Given request:
Restate each line of the listing exactly, without carrying over any pictures.

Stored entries
....................
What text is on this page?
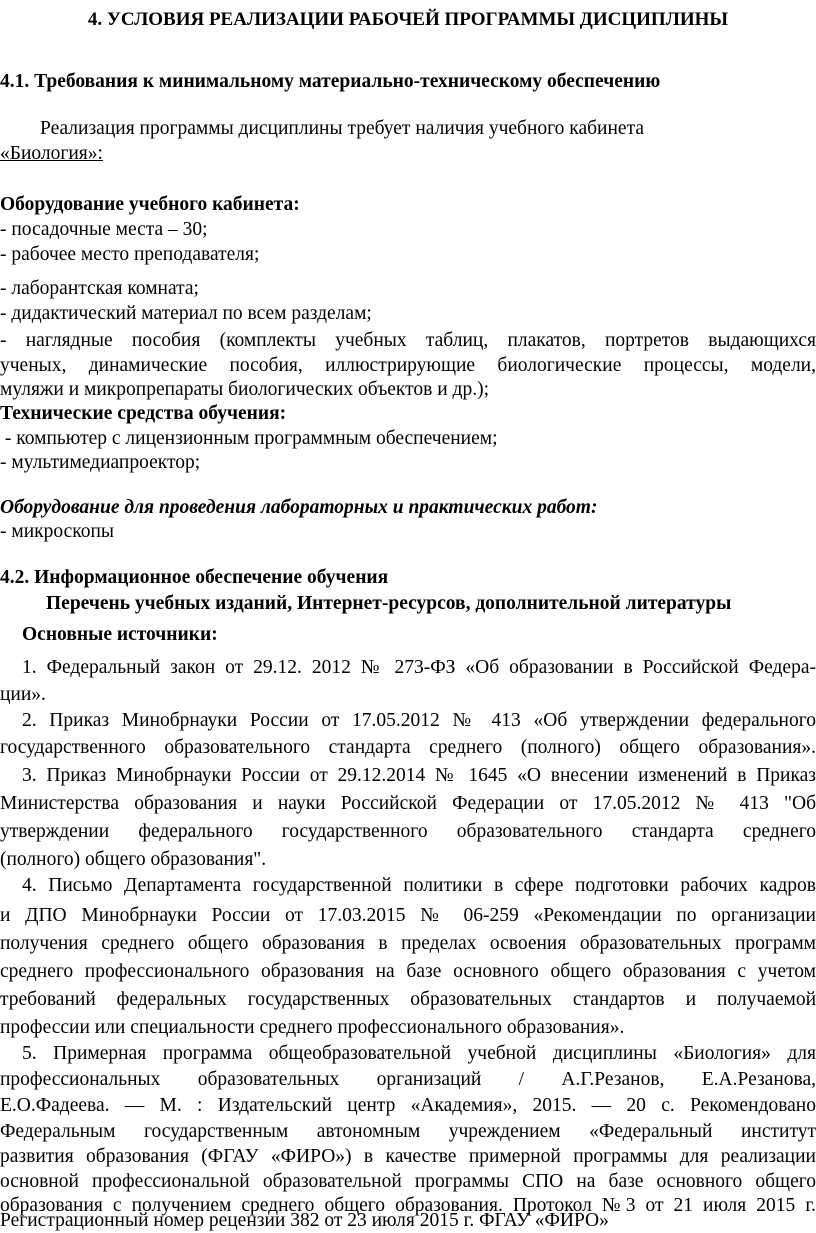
4. УСЛОВИЯ РЕАЛИЗАЦИИ РАБОЧЕЙ ПРОГРАММЫ ДИСЦИПЛИНЫ
4.1. Требования к минимальному материально-техническому обеспечению
Реализация программы дисциплины требует наличия учебного кабинета
«Биология»:
Оборудование учебного кабинета:
- посадочные места – 30;
- рабочее место преподавателя;
- лаборантская комната;
- дидактический материал по всем разделам;
- наглядные пособия (комплекты учебных таблиц, плакатов, портретов выдающихся
ученых, динамические пособия, иллюстрирующие биологические процессы, модели,
муляжи и микропрепараты биологических объектов и др.);
Технические средства обучения:
- компьютер с лицензионным программным обеспечением;
- мультимедиапроектор;
Оборудование для проведения лабораторных и практических работ:
- микроскопы
4.2. Информационное обеспечение обучения
Перечень учебных изданий, Интернет-ресурсов, дополнительной литературы
Основные источники:
1. Федеральный закон от 29.12. 2012 № 273-ФЗ «Об образовании в Российской Федера-
ции».
2. Приказ Минобрнауки России от 17.05.2012 № 413 «Об утверждении федерального
государственного образовательного стандарта среднего (полного) общего образования».
3. Приказ Минобрнауки России от 29.12.2014 № 1645 «О внесении изменений в Приказ
Министерства образования и науки Российской Федерации от 17.05.2012 № 413 "Об
утверждении федерального государственного образовательного стандарта среднего
(полного) общего образования".
4. Письмо Департамента государственной политики в сфере подготовки рабочих кадров
и ДПО Минобрнауки России от 17.03.2015 № 06-259 «Рекомендации по организации
получения среднего общего образования в пределах освоения образовательных программ
среднего профессионального образования на базе основного общего образования с учетом
требований федеральных государственных образовательных стандартов и получаемой
профессии или специальности среднего профессионального образования».
5. Примерная программа общеобразовательной учебной дисциплины «Биология» для
профессиональных образовательных организаций / А.Г.Резанов, Е.А.Резанова,
Е.О.Фадеева. — М. : Издательский центр «Академия», 2015. — 20 с. Рекомендовано
Федеральным государственным автономным учреждением «Федеральный институт
развития образования (ФГАУ «ФИРО») в качестве примерной программы для реализации
основной профессиональной образовательной программы СПО на базе основного общего
образования с получением среднего общего образования. Протокол №3 от 21 июля 2015 г.
Регистрационный номер рецензии 382 от 23 июля 2015 г. ФГАУ «ФИРО»
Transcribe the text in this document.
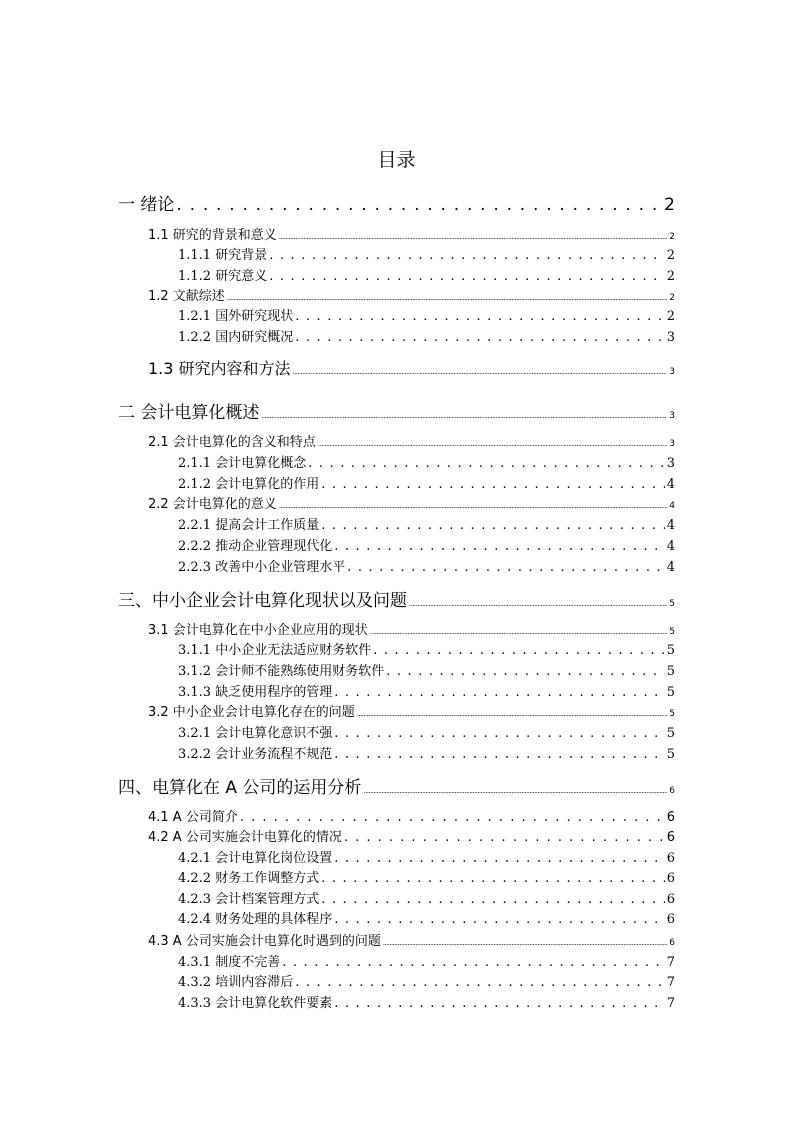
目录
一 绪论 . . .	2
1.1 研究的背景和意义 .....	2
1.1.1 研究背景 . . .	2
1.1.2 研究意义 . . .	2
1.2 文献综述 .....	2
1.2.1 国外研究现状 . . .	2
1.2.2 国内研究概况 . . .	3
1.3 研究内容和方法 .....	3
二 会计电算化概述 .....	3
2.1 会计电算化的含义和特点 .....	3
2.1.1 会计电算化概念 . . .	3
2.1.2 会计电算化的作用 . . .	4
2.2 会计电算化的意义 .....	4
2.2.1 提高会计工作质量 . . .	4
2.2.2 推动企业管理现代化 . . .	4
2.2.3 改善中小企业管理水平 . . .	4
三、中小企业会计电算化现状以及问题 .....	5
3.1 会计电算化在中小企业应用的现状 .....	5
3.1.1 中小企业无法适应财务软件 . . .	5
3.1.2 会计师不能熟练使用财务软件 . . .	5
3.1.3 缺乏使用程序的管理 . . .	5
3.2 中小企业会计电算化存在的问题 .....	5
3.2.1 会计电算化意识不强 . . .	5
3.2.2 会计业务流程不规范 . . .	5
四、电算化在 A 公司的运用分析 .....	6
4.1 A 公司简介 . . .	6
4.2 A 公司实施会计电算化的情况 . . .	6
4.2.1 会计电算化岗位设置 . . .	6
4.2.2 财务工作调整方式 . . .	6
4.2.3 会计档案管理方式 . . .	6
4.2.4 财务处理的具体程序 . . .	6
4.3 A 公司实施会计电算化时遇到的问题 .....	6
4.3.1 制度不完善 . . .	7
4.3.2 培训内容滞后 . . .	7
4.3.3 会计电算化软件要素 . . .	7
....................
Solution below:
What text is on this page?
4. УСЛОВИЯ РЕАЛИЗАЦИИ РАБОЧЕЙ ПРОГРАММЫ ДИСЦИПЛИНЫ
4.1. Требования к минимальному материально-техническому обеспечению
Реализация программы дисциплины требует наличия учебного кабинета
«Биология»:
Оборудование учебного кабинета:
- посадочные места – 30;
- рабочее место преподавателя;
- лаборантская комната;
- дидактический материал по всем разделам;
- наглядные пособия (комплекты учебных таблиц, плакатов, портретов выдающихся
ученых, динамические пособия, иллюстрирующие биологические процессы, модели,
муляжи и микропрепараты биологических объектов и др.);
Технические средства обучения:
- компьютер с лицензионным программным обеспечением;
- мультимедиапроектор;
Оборудование для проведения лабораторных и практических работ:
- микроскопы
4.2. Информационное обеспечение обучения
Перечень учебных изданий, Интернет-ресурсов, дополнительной литературы
Основные источники:
1. Федеральный закон от 29.12. 2012 № 273-ФЗ «Об образовании в Российской Федера-
ции».
2. Приказ Минобрнауки России от 17.05.2012 № 413 «Об утверждении федерального
государственного образовательного стандарта среднего (полного) общего образования».
3. Приказ Минобрнауки России от 29.12.2014 № 1645 «О внесении изменений в Приказ
Министерства образования и науки Российской Федерации от 17.05.2012 № 413 "Об
утверждении федерального государственного образовательного стандарта среднего
(полного) общего образования".
4. Письмо Департамента государственной политики в сфере подготовки рабочих кадров
и ДПО Минобрнауки России от 17.03.2015 № 06-259 «Рекомендации по организации
получения среднего общего образования в пределах освоения образовательных программ
среднего профессионального образования на базе основного общего образования с учетом
требований федеральных государственных образовательных стандартов и получаемой
профессии или специальности среднего профессионального образования».
5. Примерная программа общеобразовательной учебной дисциплины «Биология» для
профессиональных образовательных организаций / А.Г.Резанов, Е.А.Резанова,
Е.О.Фадеева. — М. : Издательский центр «Академия», 2015. — 20 с. Рекомендовано
Федеральным государственным автономным учреждением «Федеральный институт
развития образования (ФГАУ «ФИРО») в качестве примерной программы для реализации
основной профессиональной образовательной программы СПО на базе основного общего
образования с получением среднего общего образования. Протокол №3 от 21 июля 2015 г.
Регистрационный номер рецензии 382 от 23 июля 2015 г. ФГАУ «ФИРО»
Transcribe the text in this document.
目录
一 绪论 . . .	2
1.1 研究的背景和意义 .....	2
1.1.1 研究背景 . . .	2
1.1.2 研究意义 . . .	2
1.2 文献综述 .....	2
1.2.1 国外研究现状 . . .	2
1.2.2 国内研究概况 . . .	3
1.3 研究内容和方法 .....	3
二 会计电算化概述 .....	3
2.1 会计电算化的含义和特点 .....	3
2.1.1 会计电算化概念 . . .	3
2.1.2 会计电算化的作用 . . .	4
2.2 会计电算化的意义 .....	4
2.2.1 提高会计工作质量 . . .	4
2.2.2 推动企业管理现代化 . . .	4
2.2.3 改善中小企业管理水平 . . .	4
三、中小企业会计电算化现状以及问题 .....	5
3.1 会计电算化在中小企业应用的现状 .....	5
3.1.1 中小企业无法适应财务软件 . . .	5
3.1.2 会计师不能熟练使用财务软件 . . .	5
3.1.3 缺乏使用程序的管理 . . .	5
3.2 中小企业会计电算化存在的问题 .....	5
3.2.1 会计电算化意识不强 . . .	5
3.2.2 会计业务流程不规范 . . .	5
四、电算化在 A 公司的运用分析 .....	6
4.1 A 公司简介 . . .	6
4.2 A 公司实施会计电算化的情况 . . .	6
4.2.1 会计电算化岗位设置 . . .	6
4.2.2 财务工作调整方式 . . .	6
4.2.3 会计档案管理方式 . . .	6
4.2.4 财务处理的具体程序 . . .	6
4.3 A 公司实施会计电算化时遇到的问题 .....	6
4.3.1 制度不完善 . . .	7
4.3.2 培训内容滞后 . . .	7
4.3.3 会计电算化软件要素 . . .	7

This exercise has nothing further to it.